Lines of data:
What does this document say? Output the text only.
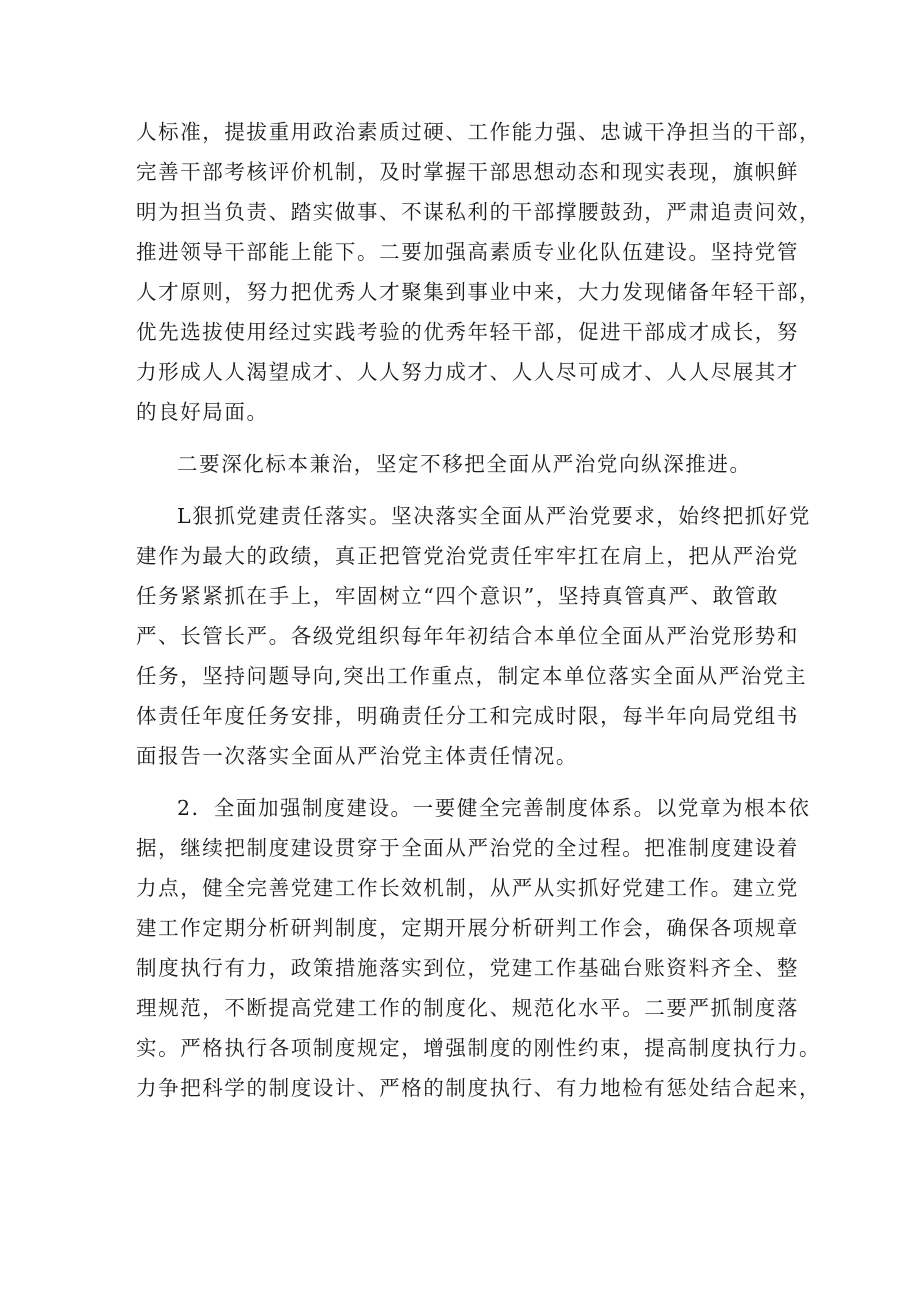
人标准，提拔重用政治素质过硬、工作能力强、忠诚干净担当的干部，
完善干部考核评价机制，及时掌握干部思想动态和现实表现，旗帜鲜
明为担当负责、踏实做事、不谋私利的干部撑腰鼓劲，严肃追责问效，
推进领导干部能上能下。二要加强高素质专业化队伍建设。坚持党管
人才原则，努力把优秀人才聚集到事业中来，大力发现储备年轻干部，
优先选拔使用经过实践考验的优秀年轻干部，促进干部成才成长，努
力形成人人渴望成才、人人努力成才、人人尽可成才、人人尽展其才
的良好局面。

二要深化标本兼治，坚定不移把全面从严治党向纵深推进。

L狠抓党建责任落实。坚决落实全面从严治党要求，始终把抓好党
建作为最大的政绩，真正把管党治党责任牢牢扛在肩上，把从严治党
任务紧紧抓在手上，牢固树立“四个意识”，坚持真管真严、敢管敢
严、长管长严。各级党组织每年年初结合本单位全面从严治党形势和
任务，坚持问题导向,突出工作重点，制定本单位落实全面从严治党主
体责任年度任务安排，明确责任分工和完成时限，每半年向局党组书
面报告一次落实全面从严治党主体责任情况。

2．全面加强制度建设。一要健全完善制度体系。以党章为根本依
据，继续把制度建设贯穿于全面从严治党的全过程。把准制度建设着
力点，健全完善党建工作长效机制，从严从实抓好党建工作。建立党
建工作定期分析研判制度，定期开展分析研判工作会，确保各项规章
制度执行有力，政策措施落实到位，党建工作基础台账资料齐全、整
理规范，不断提高党建工作的制度化、规范化水平。二要严抓制度落
实。严格执行各项制度规定，增强制度的刚性约束，提高制度执行力。
力争把科学的制度设计、严格的制度执行、有力地检有惩处结合起来，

DESCRIPTION OF THE TASK: Restate the data above exactly, stripping out each image.

FULL RESPONSE:
What does this document say? Output the text only.
人标准，提拔重用政治素质过硬、工作能力强、忠诚干净担当的干部，
完善干部考核评价机制，及时掌握干部思想动态和现实表现，旗帜鲜
明为担当负责、踏实做事、不谋私利的干部撑腰鼓劲，严肃追责问效，
推进领导干部能上能下。二要加强高素质专业化队伍建设。坚持党管
人才原则，努力把优秀人才聚集到事业中来，大力发现储备年轻干部，
优先选拔使用经过实践考验的优秀年轻干部，促进干部成才成长，努
力形成人人渴望成才、人人努力成才、人人尽可成才、人人尽展其才
的良好局面。

二要深化标本兼治，坚定不移把全面从严治党向纵深推进。

L狠抓党建责任落实。坚决落实全面从严治党要求，始终把抓好党
建作为最大的政绩，真正把管党治党责任牢牢扛在肩上，把从严治党
任务紧紧抓在手上，牢固树立“四个意识”，坚持真管真严、敢管敢
严、长管长严。各级党组织每年年初结合本单位全面从严治党形势和
任务，坚持问题导向,突出工作重点，制定本单位落实全面从严治党主
体责任年度任务安排，明确责任分工和完成时限，每半年向局党组书
面报告一次落实全面从严治党主体责任情况。

2．全面加强制度建设。一要健全完善制度体系。以党章为根本依
据，继续把制度建设贯穿于全面从严治党的全过程。把准制度建设着
力点，健全完善党建工作长效机制，从严从实抓好党建工作。建立党
建工作定期分析研判制度，定期开展分析研判工作会，确保各项规章
制度执行有力，政策措施落实到位，党建工作基础台账资料齐全、整
理规范，不断提高党建工作的制度化、规范化水平。二要严抓制度落
实。严格执行各项制度规定，增强制度的刚性约束，提高制度执行力。
力争把科学的制度设计、严格的制度执行、有力地检有惩处结合起来，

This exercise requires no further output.